Requirements: In the material below, find every line with "into" and pull it out.

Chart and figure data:
******

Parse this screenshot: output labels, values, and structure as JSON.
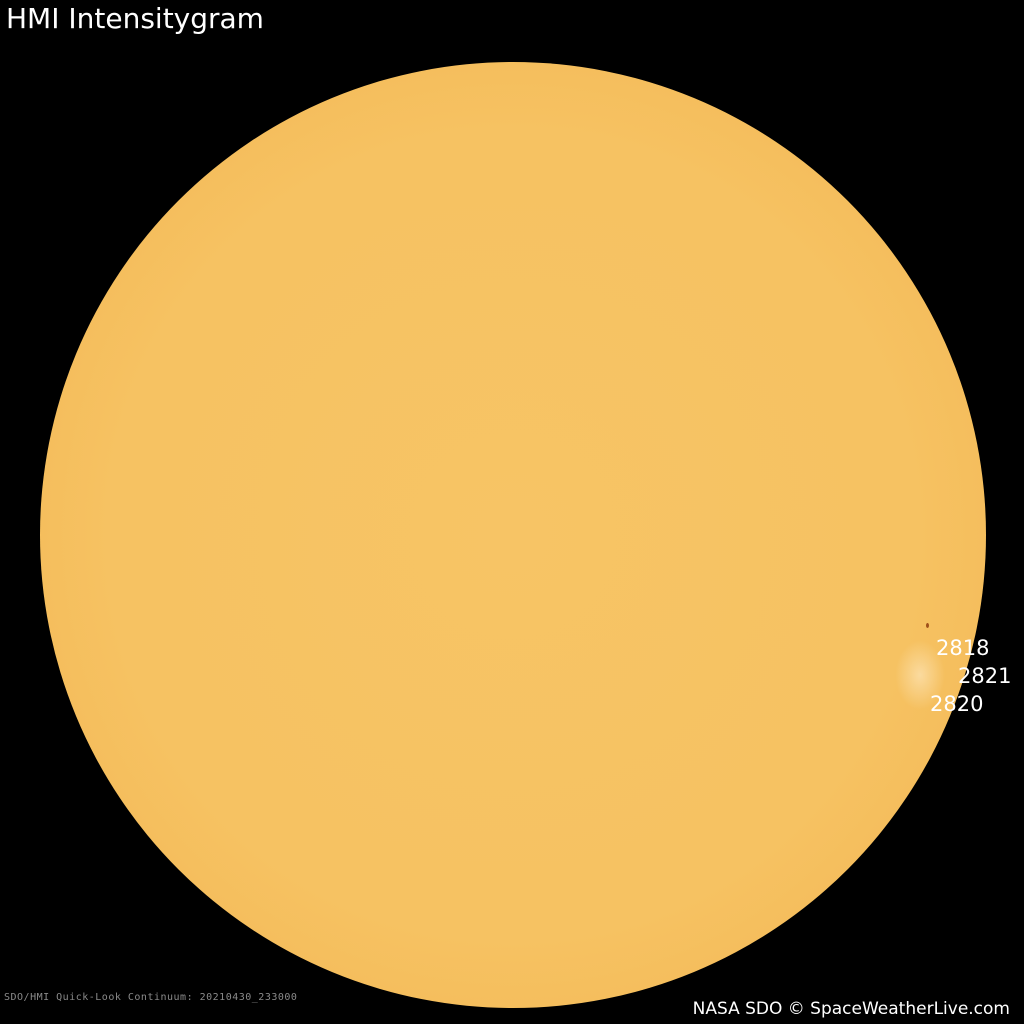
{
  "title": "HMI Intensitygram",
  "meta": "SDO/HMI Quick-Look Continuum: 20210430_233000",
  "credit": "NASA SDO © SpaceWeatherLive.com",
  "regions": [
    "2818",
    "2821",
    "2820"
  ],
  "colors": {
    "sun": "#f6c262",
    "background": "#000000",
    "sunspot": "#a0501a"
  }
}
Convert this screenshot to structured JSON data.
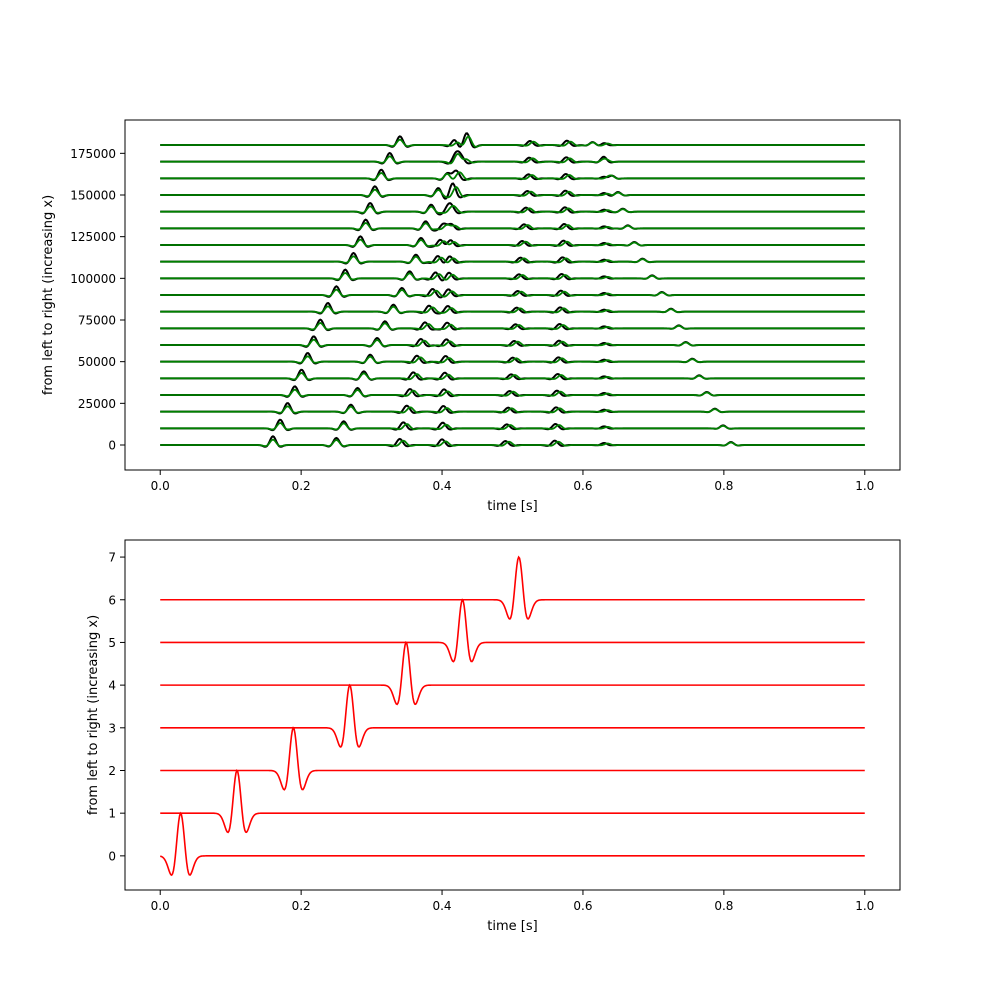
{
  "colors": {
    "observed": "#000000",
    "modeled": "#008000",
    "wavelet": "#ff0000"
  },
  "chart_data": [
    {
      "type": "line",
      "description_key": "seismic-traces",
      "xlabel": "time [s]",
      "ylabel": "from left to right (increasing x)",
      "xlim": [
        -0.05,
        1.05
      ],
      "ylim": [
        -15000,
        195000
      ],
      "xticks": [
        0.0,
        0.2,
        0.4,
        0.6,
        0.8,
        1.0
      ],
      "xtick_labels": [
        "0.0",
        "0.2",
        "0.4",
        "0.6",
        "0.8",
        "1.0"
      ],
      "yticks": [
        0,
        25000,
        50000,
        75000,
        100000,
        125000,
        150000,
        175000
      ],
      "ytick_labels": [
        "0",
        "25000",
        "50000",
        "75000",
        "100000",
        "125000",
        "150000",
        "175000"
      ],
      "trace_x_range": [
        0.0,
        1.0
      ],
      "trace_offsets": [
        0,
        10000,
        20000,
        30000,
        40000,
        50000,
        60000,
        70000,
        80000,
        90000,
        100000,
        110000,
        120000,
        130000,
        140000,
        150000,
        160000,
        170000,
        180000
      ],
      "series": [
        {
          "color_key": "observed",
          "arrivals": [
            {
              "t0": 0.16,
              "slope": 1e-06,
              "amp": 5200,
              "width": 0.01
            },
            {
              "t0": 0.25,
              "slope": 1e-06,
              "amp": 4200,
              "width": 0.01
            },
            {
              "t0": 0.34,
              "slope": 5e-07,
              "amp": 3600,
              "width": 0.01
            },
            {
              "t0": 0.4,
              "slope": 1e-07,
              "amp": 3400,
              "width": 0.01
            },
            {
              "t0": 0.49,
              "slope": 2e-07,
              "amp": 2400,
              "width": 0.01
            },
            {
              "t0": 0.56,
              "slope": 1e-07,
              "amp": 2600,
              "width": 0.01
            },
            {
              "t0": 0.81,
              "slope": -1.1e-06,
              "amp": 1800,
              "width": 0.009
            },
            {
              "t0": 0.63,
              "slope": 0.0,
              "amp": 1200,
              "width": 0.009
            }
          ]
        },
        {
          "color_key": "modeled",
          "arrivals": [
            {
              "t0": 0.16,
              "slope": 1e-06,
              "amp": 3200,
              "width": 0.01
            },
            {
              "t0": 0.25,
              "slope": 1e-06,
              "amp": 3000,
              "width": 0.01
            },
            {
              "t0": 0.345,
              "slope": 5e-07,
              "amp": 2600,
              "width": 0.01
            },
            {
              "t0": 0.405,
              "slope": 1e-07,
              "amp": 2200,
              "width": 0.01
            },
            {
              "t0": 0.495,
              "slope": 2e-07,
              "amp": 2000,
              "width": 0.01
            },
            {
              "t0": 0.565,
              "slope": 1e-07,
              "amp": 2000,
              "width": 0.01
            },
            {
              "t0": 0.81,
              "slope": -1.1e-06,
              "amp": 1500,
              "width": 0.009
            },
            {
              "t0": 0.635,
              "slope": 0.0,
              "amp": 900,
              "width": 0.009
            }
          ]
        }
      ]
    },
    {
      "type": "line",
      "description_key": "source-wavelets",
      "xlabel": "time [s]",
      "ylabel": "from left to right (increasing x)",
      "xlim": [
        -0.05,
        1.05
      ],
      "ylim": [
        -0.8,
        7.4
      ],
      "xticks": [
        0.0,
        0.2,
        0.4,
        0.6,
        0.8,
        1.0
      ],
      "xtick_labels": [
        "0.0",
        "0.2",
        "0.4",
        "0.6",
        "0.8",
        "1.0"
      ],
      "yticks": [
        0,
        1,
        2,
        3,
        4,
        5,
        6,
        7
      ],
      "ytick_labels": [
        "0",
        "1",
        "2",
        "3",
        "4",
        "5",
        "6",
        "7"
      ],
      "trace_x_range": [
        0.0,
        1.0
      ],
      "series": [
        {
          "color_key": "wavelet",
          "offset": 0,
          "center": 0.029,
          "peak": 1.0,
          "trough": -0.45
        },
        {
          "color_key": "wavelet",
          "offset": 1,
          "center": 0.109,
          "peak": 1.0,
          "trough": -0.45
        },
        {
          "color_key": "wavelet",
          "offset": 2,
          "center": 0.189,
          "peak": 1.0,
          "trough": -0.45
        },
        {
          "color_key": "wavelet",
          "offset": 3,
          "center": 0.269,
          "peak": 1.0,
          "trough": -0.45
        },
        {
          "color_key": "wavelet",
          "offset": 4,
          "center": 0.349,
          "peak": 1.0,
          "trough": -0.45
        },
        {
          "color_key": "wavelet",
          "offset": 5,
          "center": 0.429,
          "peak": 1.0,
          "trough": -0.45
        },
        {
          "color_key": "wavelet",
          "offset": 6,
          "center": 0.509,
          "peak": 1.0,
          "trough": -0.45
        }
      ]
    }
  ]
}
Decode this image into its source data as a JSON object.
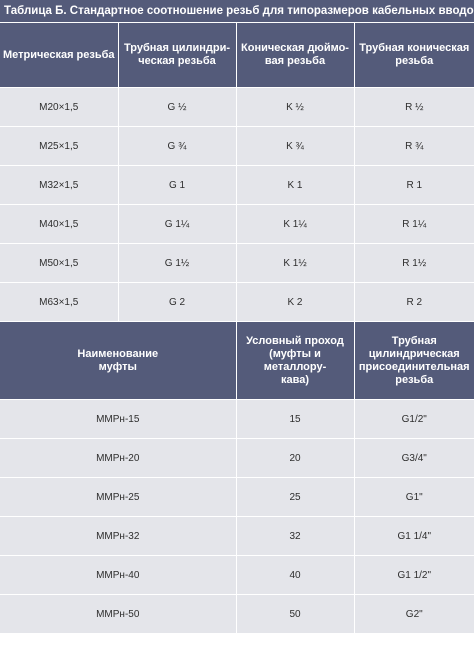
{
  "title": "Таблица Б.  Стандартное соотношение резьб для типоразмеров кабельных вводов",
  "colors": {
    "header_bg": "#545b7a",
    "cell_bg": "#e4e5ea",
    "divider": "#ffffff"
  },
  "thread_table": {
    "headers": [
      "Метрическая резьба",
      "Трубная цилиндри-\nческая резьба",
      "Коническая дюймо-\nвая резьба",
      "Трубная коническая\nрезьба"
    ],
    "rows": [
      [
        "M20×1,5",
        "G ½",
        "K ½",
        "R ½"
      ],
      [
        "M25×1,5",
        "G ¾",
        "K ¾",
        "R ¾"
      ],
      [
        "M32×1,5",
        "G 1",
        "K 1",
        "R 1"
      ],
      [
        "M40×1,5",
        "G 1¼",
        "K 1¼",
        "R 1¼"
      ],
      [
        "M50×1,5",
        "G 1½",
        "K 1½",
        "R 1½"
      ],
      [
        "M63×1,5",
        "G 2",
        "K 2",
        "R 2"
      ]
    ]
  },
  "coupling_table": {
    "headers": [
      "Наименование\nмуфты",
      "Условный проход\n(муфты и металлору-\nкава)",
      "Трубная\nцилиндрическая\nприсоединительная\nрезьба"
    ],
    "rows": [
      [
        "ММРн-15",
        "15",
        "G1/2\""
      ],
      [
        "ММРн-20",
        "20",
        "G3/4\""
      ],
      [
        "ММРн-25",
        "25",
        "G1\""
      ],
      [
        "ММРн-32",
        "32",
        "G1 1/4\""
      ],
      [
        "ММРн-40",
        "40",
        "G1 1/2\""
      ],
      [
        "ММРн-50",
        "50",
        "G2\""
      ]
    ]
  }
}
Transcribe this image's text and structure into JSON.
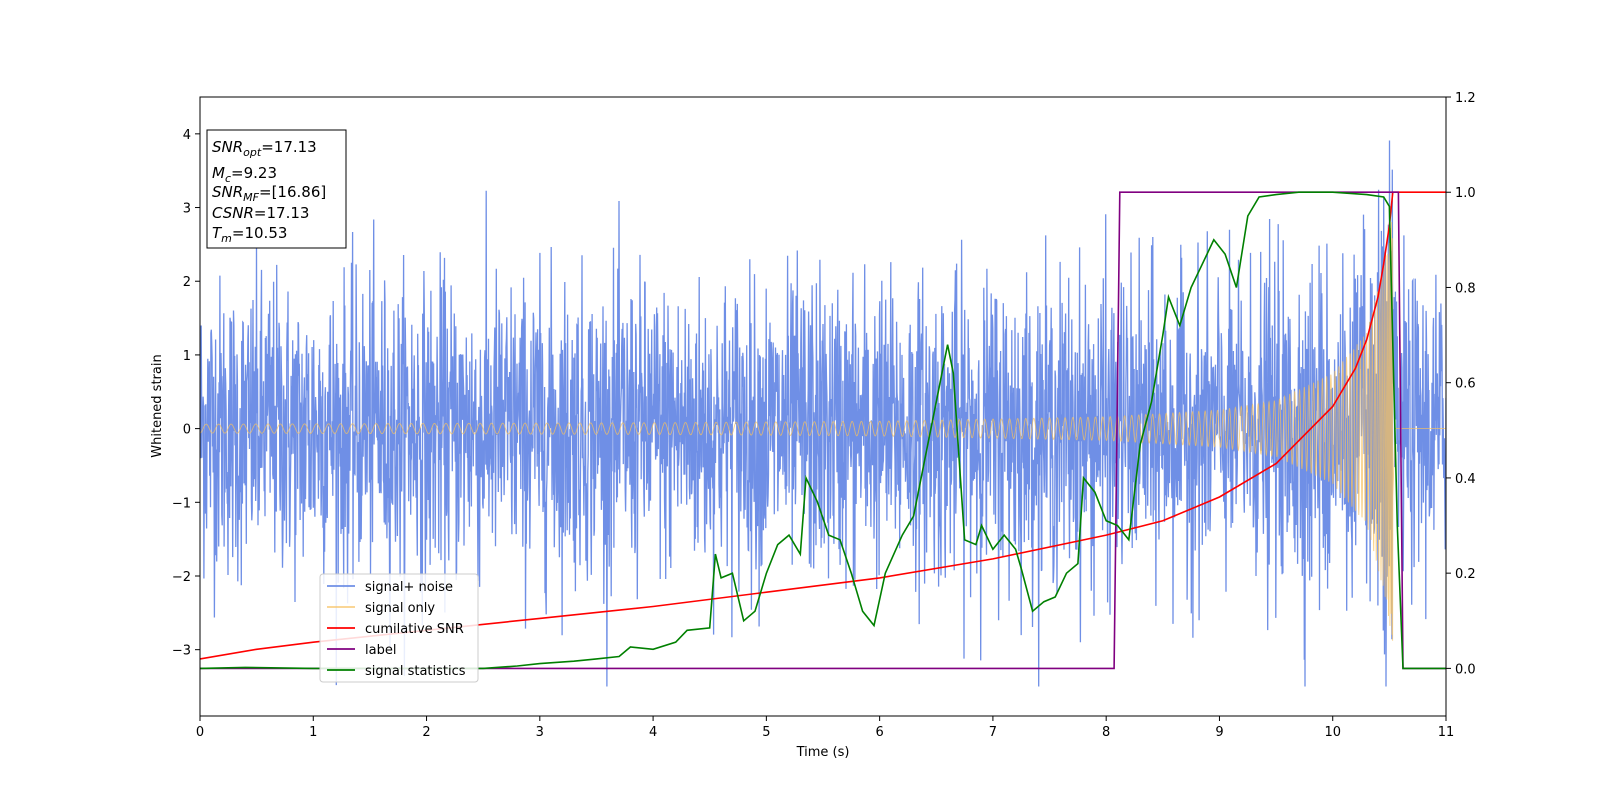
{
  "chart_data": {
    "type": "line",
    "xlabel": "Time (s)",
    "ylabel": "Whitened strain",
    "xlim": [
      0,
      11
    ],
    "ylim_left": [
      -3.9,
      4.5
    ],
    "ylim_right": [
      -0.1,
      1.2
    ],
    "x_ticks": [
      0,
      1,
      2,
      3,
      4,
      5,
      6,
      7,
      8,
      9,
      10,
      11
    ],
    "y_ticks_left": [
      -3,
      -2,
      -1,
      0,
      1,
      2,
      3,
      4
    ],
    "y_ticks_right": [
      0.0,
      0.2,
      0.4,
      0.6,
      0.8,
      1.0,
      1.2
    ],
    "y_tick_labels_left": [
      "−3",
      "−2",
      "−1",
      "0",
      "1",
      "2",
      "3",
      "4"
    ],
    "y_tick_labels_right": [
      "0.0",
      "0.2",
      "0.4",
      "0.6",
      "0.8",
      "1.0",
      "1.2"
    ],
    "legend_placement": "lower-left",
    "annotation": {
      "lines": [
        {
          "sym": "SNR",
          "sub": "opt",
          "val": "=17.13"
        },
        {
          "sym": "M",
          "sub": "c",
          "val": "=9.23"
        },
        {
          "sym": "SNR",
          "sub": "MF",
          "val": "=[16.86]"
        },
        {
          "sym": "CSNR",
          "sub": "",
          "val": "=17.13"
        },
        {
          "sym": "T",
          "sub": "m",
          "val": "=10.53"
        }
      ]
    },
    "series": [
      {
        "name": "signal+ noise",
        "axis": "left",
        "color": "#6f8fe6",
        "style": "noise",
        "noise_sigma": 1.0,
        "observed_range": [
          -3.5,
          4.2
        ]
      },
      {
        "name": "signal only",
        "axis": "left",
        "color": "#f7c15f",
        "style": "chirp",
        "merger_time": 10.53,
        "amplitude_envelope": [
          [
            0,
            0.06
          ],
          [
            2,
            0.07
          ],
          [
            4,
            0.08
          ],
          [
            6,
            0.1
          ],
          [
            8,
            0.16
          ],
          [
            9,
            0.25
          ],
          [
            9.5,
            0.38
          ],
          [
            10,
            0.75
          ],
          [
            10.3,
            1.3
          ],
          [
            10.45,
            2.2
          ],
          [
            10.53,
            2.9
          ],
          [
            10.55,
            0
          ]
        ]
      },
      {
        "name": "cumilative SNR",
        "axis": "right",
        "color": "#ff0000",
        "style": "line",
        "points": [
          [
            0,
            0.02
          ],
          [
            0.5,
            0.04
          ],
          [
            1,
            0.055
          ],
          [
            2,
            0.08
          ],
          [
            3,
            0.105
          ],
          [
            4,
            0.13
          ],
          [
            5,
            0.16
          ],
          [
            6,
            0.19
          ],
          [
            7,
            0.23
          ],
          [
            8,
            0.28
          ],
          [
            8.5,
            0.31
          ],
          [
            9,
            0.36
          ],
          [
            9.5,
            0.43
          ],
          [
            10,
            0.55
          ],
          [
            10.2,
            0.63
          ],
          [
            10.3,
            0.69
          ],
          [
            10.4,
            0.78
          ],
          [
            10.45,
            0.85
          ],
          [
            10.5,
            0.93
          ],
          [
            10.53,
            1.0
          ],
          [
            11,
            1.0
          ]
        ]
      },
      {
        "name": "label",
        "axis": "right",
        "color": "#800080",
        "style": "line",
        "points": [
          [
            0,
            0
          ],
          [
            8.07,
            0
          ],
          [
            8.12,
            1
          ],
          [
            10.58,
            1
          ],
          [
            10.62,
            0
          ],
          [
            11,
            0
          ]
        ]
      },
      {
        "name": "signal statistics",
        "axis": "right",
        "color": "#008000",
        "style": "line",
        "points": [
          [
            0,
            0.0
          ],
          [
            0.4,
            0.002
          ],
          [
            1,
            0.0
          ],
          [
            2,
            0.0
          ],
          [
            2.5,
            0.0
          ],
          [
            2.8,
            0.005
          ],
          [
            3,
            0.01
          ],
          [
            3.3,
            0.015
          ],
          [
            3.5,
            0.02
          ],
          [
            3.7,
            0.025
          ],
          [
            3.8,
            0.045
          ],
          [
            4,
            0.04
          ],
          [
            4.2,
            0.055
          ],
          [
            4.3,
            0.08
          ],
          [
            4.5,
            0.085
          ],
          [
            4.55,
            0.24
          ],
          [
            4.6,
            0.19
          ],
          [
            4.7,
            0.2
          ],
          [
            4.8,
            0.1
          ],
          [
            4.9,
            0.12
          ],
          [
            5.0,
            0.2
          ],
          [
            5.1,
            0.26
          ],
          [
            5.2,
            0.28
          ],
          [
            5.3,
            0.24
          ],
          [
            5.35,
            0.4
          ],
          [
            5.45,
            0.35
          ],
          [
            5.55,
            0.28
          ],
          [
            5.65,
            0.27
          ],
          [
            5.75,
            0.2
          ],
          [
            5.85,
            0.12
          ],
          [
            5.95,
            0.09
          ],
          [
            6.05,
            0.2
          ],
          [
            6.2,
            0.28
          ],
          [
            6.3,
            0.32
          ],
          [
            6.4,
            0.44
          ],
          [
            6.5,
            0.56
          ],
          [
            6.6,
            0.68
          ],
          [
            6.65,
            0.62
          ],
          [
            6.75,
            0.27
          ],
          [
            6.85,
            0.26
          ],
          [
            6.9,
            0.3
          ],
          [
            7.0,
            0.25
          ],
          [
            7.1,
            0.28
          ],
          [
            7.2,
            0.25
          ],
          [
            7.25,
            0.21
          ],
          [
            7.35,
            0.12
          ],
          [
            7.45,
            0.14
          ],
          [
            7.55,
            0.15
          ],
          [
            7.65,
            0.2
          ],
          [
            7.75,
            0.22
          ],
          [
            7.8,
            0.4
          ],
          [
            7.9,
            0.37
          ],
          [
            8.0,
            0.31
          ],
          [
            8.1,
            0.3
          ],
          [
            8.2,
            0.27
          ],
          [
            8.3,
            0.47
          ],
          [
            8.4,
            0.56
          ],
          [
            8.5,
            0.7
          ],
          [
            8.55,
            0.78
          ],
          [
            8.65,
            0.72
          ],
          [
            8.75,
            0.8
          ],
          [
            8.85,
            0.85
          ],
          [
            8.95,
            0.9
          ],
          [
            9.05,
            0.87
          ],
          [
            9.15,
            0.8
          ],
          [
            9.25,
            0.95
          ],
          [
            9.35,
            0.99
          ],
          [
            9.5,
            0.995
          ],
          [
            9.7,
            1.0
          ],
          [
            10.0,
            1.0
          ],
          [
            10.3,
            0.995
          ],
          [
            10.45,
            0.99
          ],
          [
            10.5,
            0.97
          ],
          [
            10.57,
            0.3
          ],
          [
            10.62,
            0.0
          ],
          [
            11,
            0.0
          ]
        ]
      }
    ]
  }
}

******

Result below:
Decode this image into its source data as a JSON object.
Transcribe this image's text and structure into JSON.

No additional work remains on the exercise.